## Start Dataset extract
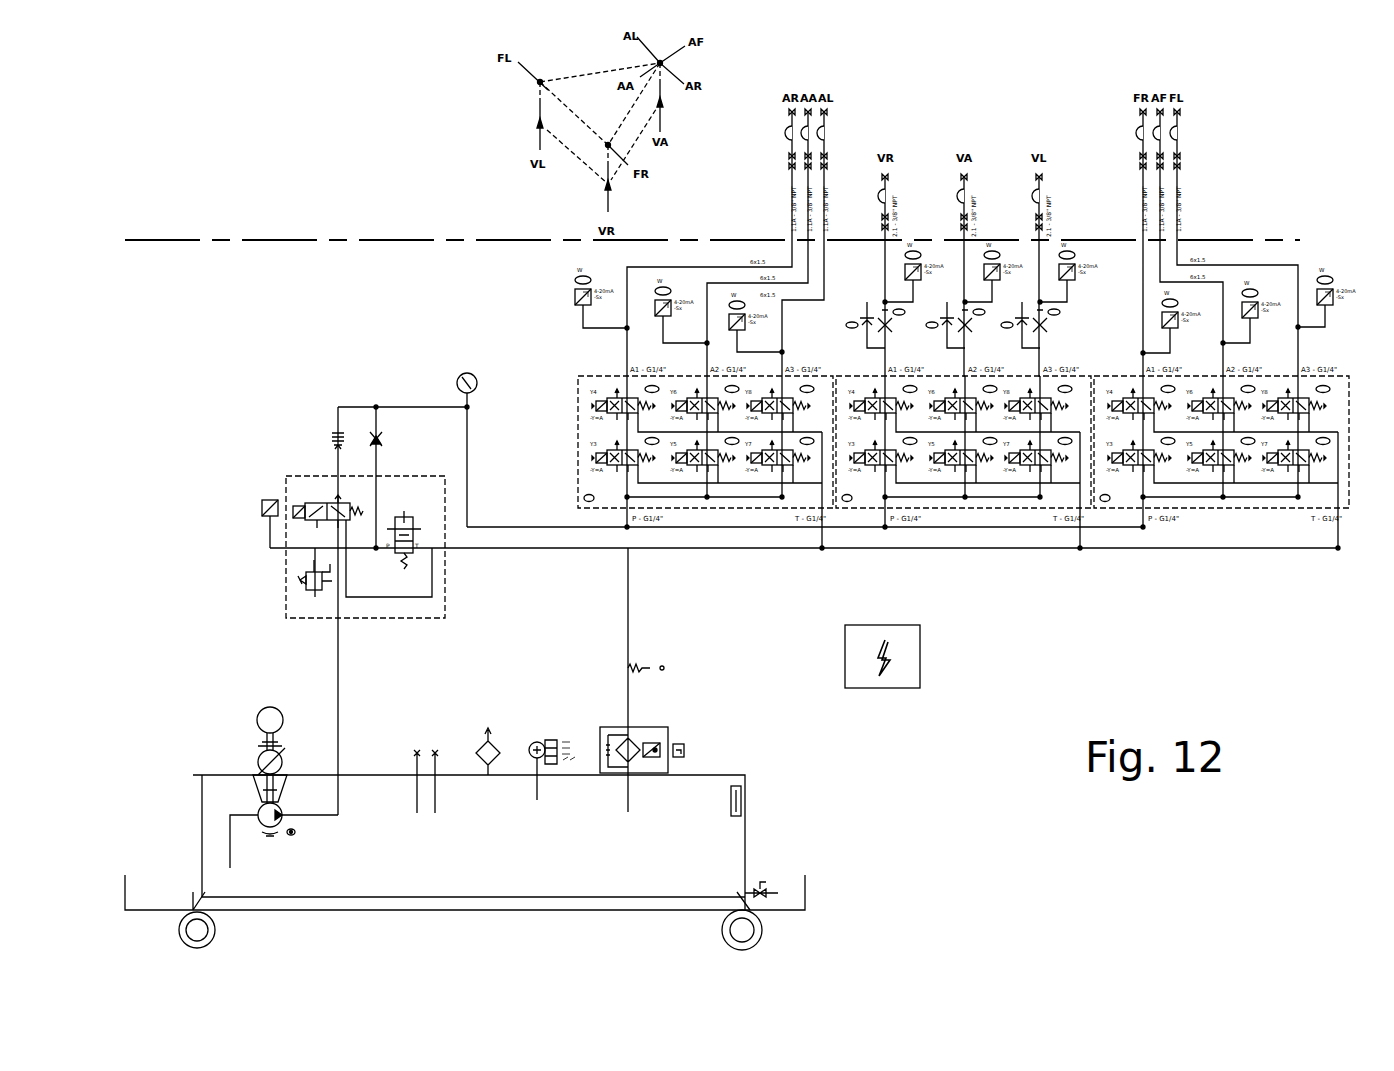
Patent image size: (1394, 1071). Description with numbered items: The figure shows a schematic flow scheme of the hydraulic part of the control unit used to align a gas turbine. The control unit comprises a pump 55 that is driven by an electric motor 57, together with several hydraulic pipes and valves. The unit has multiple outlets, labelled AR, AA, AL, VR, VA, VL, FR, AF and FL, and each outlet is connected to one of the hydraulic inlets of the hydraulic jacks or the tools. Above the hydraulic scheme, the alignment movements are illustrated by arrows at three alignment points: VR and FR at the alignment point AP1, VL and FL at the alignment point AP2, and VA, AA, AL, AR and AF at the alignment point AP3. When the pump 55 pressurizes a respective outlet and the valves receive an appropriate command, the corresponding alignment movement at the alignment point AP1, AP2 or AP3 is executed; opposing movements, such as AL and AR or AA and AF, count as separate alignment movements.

The pump 55 is at (260, 808).
The electric motor 57 is at (262, 752).
The alignment point AP1 is at (608, 145).
The alignment point AP2 is at (540, 82).
The alignment point AP3 is at (660, 63).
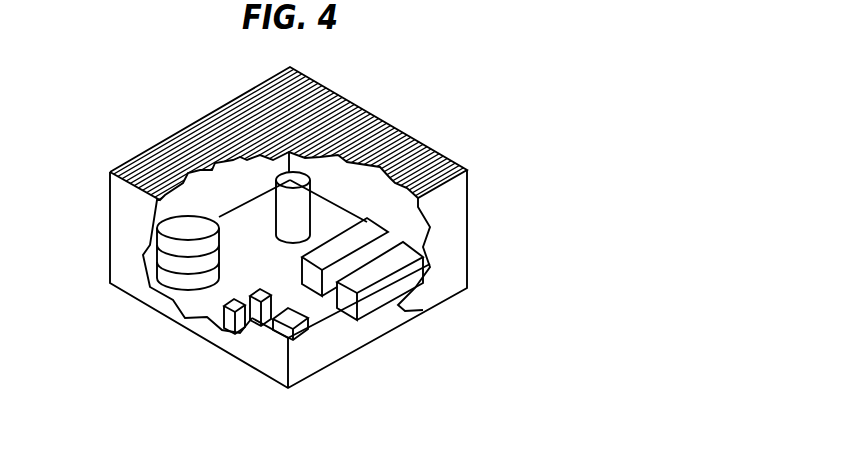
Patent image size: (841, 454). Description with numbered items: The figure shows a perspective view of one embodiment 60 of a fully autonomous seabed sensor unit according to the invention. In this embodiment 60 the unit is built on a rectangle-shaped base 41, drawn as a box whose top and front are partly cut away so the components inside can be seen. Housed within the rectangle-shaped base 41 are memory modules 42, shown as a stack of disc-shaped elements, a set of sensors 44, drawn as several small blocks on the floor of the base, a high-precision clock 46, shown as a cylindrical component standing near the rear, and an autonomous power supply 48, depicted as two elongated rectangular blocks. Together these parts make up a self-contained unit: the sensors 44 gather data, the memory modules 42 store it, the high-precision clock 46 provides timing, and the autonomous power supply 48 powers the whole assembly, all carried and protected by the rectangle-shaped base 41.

The sensor unit embodiment 60 is at (291, 194).
The rectangle-shaped base 41 is at (198, 120).
The memory modules 42 is at (168, 284).
The sensors 44 is at (285, 338).
The high-precision clock 46 is at (297, 212).
The autonomous power supply 48 is at (348, 300).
## End Dataset extract
◆ **Your objective**
Copy out all of the material above word for word, leaving out the pictures.

◆ **Output of the exercise**
Patent image size: (1394, 1071). Description with numbered items: The figure shows a schematic flow scheme of the hydraulic part of the control unit used to align a gas turbine. The control unit comprises a pump 55 that is driven by an electric motor 57, together with several hydraulic pipes and valves. The unit has multiple outlets, labelled AR, AA, AL, VR, VA, VL, FR, AF and FL, and each outlet is connected to one of the hydraulic inlets of the hydraulic jacks or the tools. Above the hydraulic scheme, the alignment movements are illustrated by arrows at three alignment points: VR and FR at the alignment point AP1, VL and FL at the alignment point AP2, and VA, AA, AL, AR and AF at the alignment point AP3. When the pump 55 pressurizes a respective outlet and the valves receive an appropriate command, the corresponding alignment movement at the alignment point AP1, AP2 or AP3 is executed; opposing movements, such as AL and AR or AA and AF, count as separate alignment movements.

The pump 55 is at (260, 808).
The electric motor 57 is at (262, 752).
The alignment point AP1 is at (608, 145).
The alignment point AP2 is at (540, 82).
The alignment point AP3 is at (660, 63).
Patent image size: (841, 454). Description with numbered items: The figure shows a perspective view of one embodiment 60 of a fully autonomous seabed sensor unit according to the invention. In this embodiment 60 the unit is built on a rectangle-shaped base 41, drawn as a box whose top and front are partly cut away so the components inside can be seen. Housed within the rectangle-shaped base 41 are memory modules 42, shown as a stack of disc-shaped elements, a set of sensors 44, drawn as several small blocks on the floor of the base, a high-precision clock 46, shown as a cylindrical component standing near the rear, and an autonomous power supply 48, depicted as two elongated rectangular blocks. Together these parts make up a self-contained unit: the sensors 44 gather data, the memory modules 42 store it, the high-precision clock 46 provides timing, and the autonomous power supply 48 powers the whole assembly, all carried and protected by the rectangle-shaped base 41.

The sensor unit embodiment 60 is at (291, 194).
The rectangle-shaped base 41 is at (198, 120).
The memory modules 42 is at (168, 284).
The sensors 44 is at (285, 338).
The high-precision clock 46 is at (297, 212).
The autonomous power supply 48 is at (348, 300).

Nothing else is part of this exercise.